▶ **Your objective**
Reproduce the lines of every entry below, swapping "Select a file" for "Choose a file" and leaving everything else unchanged. Omit the pictures from your answer.

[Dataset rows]
□ □ □ □

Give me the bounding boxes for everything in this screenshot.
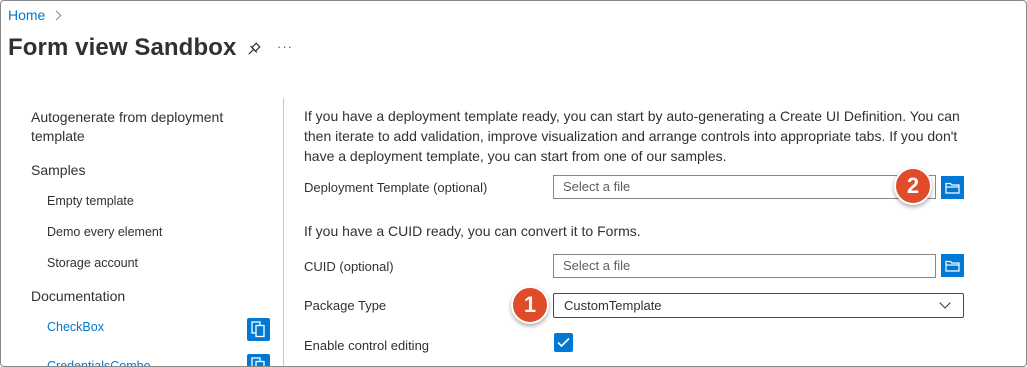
cuid-browse-button[interactable]	[941, 254, 964, 277]
page-title: Form view Sandbox	[8, 34, 237, 61]
sidebar-nav: Autogenerate from deployment template Sa…	[1, 97, 283, 366]
callout-badge-1: 1	[511, 286, 549, 324]
chevron-down-icon	[939, 297, 951, 309]
sidebar-divider	[283, 98, 284, 366]
more-options-icon[interactable]: ···	[277, 39, 293, 54]
callout-badge-2: 2	[894, 167, 932, 205]
copy-checkbox-button[interactable]	[247, 318, 270, 341]
package-type-label: Package Type	[304, 298, 387, 313]
copy-icon	[251, 357, 265, 366]
sidebar-item-empty-template[interactable]: Empty template	[47, 194, 134, 208]
folder-icon	[945, 182, 960, 194]
cuid-label: CUID (optional)	[304, 259, 394, 274]
folder-icon	[945, 260, 960, 272]
deployment-template-label: Deployment Template (optional)	[304, 180, 488, 195]
chevron-right-icon	[51, 10, 62, 20]
checkmark-icon	[557, 337, 570, 348]
sidebar-item-demo-every-element[interactable]: Demo every element	[47, 225, 162, 239]
cuid-file-input[interactable]: Select a file	[553, 254, 936, 278]
sidebar-link-checkbox[interactable]: CheckBox	[47, 320, 104, 334]
sidebar-item-autogenerate[interactable]: Autogenerate from deployment template	[31, 108, 251, 146]
app-frame: Home Form view Sandbox ··· Autogenerate …	[0, 0, 1027, 367]
intro-text: If you have a deployment template ready,…	[304, 108, 960, 164]
breadcrumb-home-link[interactable]: Home	[8, 7, 45, 23]
deployment-template-file-input[interactable]: Select a file	[553, 175, 936, 199]
enable-control-editing-label: Enable control editing	[304, 338, 430, 353]
enable-control-editing-checkbox[interactable]	[554, 333, 573, 352]
sidebar-header-documentation: Documentation	[31, 288, 126, 304]
sidebar-header-samples: Samples	[31, 162, 86, 178]
pin-icon[interactable]	[244, 41, 262, 59]
package-type-dropdown[interactable]: CustomTemplate	[553, 293, 964, 318]
sidebar-item-storage-account[interactable]: Storage account	[47, 256, 138, 270]
copy-icon	[251, 321, 265, 338]
package-type-value: CustomTemplate	[564, 298, 662, 313]
sidebar-link-credentialscombo[interactable]: CredentialsCombo	[47, 359, 151, 366]
breadcrumb: Home	[8, 7, 62, 23]
cuid-intro-text: If you have a CUID ready, you can conver…	[304, 223, 641, 239]
copy-credentialscombo-button[interactable]	[247, 354, 270, 366]
deployment-template-browse-button[interactable]	[941, 176, 964, 199]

□ □ □ □

▶ **Final answer**
Give me the bounding boxes for everything in this screenshot.
cuid-browse-button[interactable]	[941, 254, 964, 277]
page-title: Form view Sandbox	[8, 34, 237, 61]
sidebar-nav: Autogenerate from deployment template Sa…	[1, 97, 283, 366]
callout-badge-1: 1	[511, 286, 549, 324]
chevron-down-icon	[939, 297, 951, 309]
sidebar-divider	[283, 98, 284, 366]
more-options-icon[interactable]: ···	[277, 39, 293, 54]
callout-badge-2: 2	[894, 167, 932, 205]
copy-checkbox-button[interactable]	[247, 318, 270, 341]
package-type-label: Package Type	[304, 298, 387, 313]
copy-icon	[251, 357, 265, 366]
sidebar-item-empty-template[interactable]: Empty template	[47, 194, 134, 208]
folder-icon	[945, 182, 960, 194]
cuid-label: CUID (optional)	[304, 259, 394, 274]
folder-icon	[945, 260, 960, 272]
deployment-template-label: Deployment Template (optional)	[304, 180, 488, 195]
chevron-right-icon	[51, 10, 62, 20]
checkmark-icon	[557, 337, 570, 348]
sidebar-item-demo-every-element[interactable]: Demo every element	[47, 225, 162, 239]
cuid-file-input[interactable]: Choose a file	[553, 254, 936, 278]
sidebar-link-checkbox[interactable]: CheckBox	[47, 320, 104, 334]
sidebar-item-autogenerate[interactable]: Autogenerate from deployment template	[31, 108, 251, 146]
app-frame: Home Form view Sandbox ··· Autogenerate …	[0, 0, 1027, 367]
intro-text: If you have a deployment template ready,…	[304, 108, 960, 164]
breadcrumb-home-link[interactable]: Home	[8, 7, 45, 23]
deployment-template-file-input[interactable]: Choose a file	[553, 175, 936, 199]
enable-control-editing-label: Enable control editing	[304, 338, 430, 353]
enable-control-editing-checkbox[interactable]	[554, 333, 573, 352]
sidebar-header-documentation: Documentation	[31, 288, 126, 304]
sidebar-header-samples: Samples	[31, 162, 86, 178]
pin-icon[interactable]	[244, 41, 262, 59]
package-type-dropdown[interactable]: CustomTemplate	[553, 293, 964, 318]
sidebar-item-storage-account[interactable]: Storage account	[47, 256, 138, 270]
copy-icon	[251, 321, 265, 338]
package-type-value: CustomTemplate	[564, 298, 662, 313]
sidebar-link-credentialscombo[interactable]: CredentialsCombo	[47, 359, 151, 366]
breadcrumb: Home	[8, 7, 62, 23]
cuid-intro-text: If you have a CUID ready, you can conver…	[304, 223, 641, 239]
copy-credentialscombo-button[interactable]	[247, 354, 270, 366]
deployment-template-browse-button[interactable]	[941, 176, 964, 199]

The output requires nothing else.